_THE TASK_
Copy out the listing below line for line, keeping every character as it appears.

_DATASET RECORDS_
○ ○ ○ ○
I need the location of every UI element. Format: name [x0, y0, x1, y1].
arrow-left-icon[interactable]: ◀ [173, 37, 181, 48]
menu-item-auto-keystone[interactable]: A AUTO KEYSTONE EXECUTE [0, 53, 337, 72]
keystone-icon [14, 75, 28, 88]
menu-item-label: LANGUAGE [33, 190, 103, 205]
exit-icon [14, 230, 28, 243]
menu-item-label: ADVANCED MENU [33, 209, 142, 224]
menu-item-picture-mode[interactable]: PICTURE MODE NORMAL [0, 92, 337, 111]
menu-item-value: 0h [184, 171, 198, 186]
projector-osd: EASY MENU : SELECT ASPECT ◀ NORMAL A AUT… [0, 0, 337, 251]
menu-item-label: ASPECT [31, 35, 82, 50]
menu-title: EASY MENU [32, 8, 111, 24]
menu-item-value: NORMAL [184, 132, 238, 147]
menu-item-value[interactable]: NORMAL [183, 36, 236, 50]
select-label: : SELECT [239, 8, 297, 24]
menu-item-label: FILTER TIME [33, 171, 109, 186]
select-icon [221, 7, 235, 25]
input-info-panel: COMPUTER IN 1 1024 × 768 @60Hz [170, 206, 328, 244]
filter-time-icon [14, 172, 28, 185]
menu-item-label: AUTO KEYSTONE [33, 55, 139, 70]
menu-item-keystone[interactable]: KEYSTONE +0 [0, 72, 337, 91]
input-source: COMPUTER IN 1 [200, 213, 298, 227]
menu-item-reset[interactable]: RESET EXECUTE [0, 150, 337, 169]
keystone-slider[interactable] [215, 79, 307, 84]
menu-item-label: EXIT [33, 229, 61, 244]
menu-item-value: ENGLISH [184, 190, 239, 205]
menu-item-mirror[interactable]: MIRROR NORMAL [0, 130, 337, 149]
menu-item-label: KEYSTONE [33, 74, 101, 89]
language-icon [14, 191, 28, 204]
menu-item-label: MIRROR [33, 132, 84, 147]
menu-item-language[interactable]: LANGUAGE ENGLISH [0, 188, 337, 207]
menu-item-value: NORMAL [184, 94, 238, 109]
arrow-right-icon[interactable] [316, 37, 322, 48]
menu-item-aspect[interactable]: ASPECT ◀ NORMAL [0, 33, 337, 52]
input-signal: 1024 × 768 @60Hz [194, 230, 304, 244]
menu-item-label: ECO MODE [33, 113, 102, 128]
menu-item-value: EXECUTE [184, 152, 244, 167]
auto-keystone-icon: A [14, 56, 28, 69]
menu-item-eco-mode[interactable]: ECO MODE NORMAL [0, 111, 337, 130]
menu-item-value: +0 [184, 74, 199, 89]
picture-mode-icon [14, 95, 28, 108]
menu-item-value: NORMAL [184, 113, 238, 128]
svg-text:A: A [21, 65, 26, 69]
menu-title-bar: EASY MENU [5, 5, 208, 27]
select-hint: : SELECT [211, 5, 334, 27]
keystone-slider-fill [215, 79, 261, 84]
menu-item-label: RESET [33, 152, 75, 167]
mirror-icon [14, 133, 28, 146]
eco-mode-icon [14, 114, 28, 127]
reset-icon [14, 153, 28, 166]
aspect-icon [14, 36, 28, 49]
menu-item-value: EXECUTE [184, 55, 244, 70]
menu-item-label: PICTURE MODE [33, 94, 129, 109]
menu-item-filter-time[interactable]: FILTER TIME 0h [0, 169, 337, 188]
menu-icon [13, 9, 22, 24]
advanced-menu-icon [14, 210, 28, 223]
○ ○ ○ ○
_OUTPUT FOR THIS EXERCISE_
I need the location of every UI element. Format: name [x0, y0, x1, y1].
arrow-left-icon[interactable]: ◀ [173, 37, 181, 48]
menu-item-auto-keystone[interactable]: A AUTO KEYSTONE EXECUTE [0, 53, 337, 72]
keystone-icon [14, 75, 28, 88]
menu-item-label: LANGUAGE [33, 190, 103, 205]
exit-icon [14, 230, 28, 243]
menu-item-label: ADVANCED MENU [33, 209, 142, 224]
menu-item-picture-mode[interactable]: PICTURE MODE NORMAL [0, 92, 337, 111]
menu-item-value: 0h [184, 171, 198, 186]
projector-osd: EASY MENU : SELECT ASPECT ◀ NORMAL A AUT… [0, 0, 337, 251]
menu-item-label: ASPECT [31, 35, 82, 50]
menu-title: EASY MENU [32, 8, 111, 24]
menu-item-value: NORMAL [184, 132, 238, 147]
menu-item-value[interactable]: NORMAL [183, 36, 236, 50]
select-label: : SELECT [239, 8, 297, 24]
menu-item-label: FILTER TIME [33, 171, 109, 186]
select-icon [221, 7, 235, 25]
input-info-panel: COMPUTER IN 1 1024 × 768 @60Hz [170, 206, 328, 244]
filter-time-icon [14, 172, 28, 185]
menu-item-label: AUTO KEYSTONE [33, 55, 139, 70]
menu-item-keystone[interactable]: KEYSTONE +0 [0, 72, 337, 91]
input-source: COMPUTER IN 1 [200, 213, 298, 227]
menu-item-reset[interactable]: RESET EXECUTE [0, 150, 337, 169]
keystone-slider[interactable] [215, 79, 307, 84]
menu-item-label: EXIT [33, 229, 61, 244]
menu-item-value: ENGLISH [184, 190, 239, 205]
menu-item-mirror[interactable]: MIRROR NORMAL [0, 130, 337, 149]
menu-item-label: KEYSTONE [33, 74, 101, 89]
language-icon [14, 191, 28, 204]
menu-item-label: MIRROR [33, 132, 84, 147]
menu-item-language[interactable]: LANGUAGE ENGLISH [0, 188, 337, 207]
menu-item-value: NORMAL [184, 94, 238, 109]
arrow-right-icon[interactable] [316, 37, 322, 48]
menu-item-aspect[interactable]: ASPECT ◀ NORMAL [0, 33, 337, 52]
input-signal: 1024 × 768 @60Hz [194, 230, 304, 244]
menu-item-label: ECO MODE [33, 113, 102, 128]
menu-item-value: EXECUTE [184, 152, 244, 167]
auto-keystone-icon: A [14, 56, 28, 69]
menu-item-eco-mode[interactable]: ECO MODE NORMAL [0, 111, 337, 130]
menu-item-value: +0 [184, 74, 199, 89]
picture-mode-icon [14, 95, 28, 108]
menu-item-value: NORMAL [184, 113, 238, 128]
svg-text:A: A [21, 65, 26, 69]
menu-title-bar: EASY MENU [5, 5, 208, 27]
select-hint: : SELECT [211, 5, 334, 27]
keystone-slider-fill [215, 79, 261, 84]
menu-item-label: RESET [33, 152, 75, 167]
mirror-icon [14, 133, 28, 146]
eco-mode-icon [14, 114, 28, 127]
reset-icon [14, 153, 28, 166]
aspect-icon [14, 36, 28, 49]
menu-item-value: EXECUTE [184, 55, 244, 70]
menu-item-label: PICTURE MODE [33, 94, 129, 109]
menu-item-filter-time[interactable]: FILTER TIME 0h [0, 169, 337, 188]
menu-icon [13, 9, 22, 24]
advanced-menu-icon [14, 210, 28, 223]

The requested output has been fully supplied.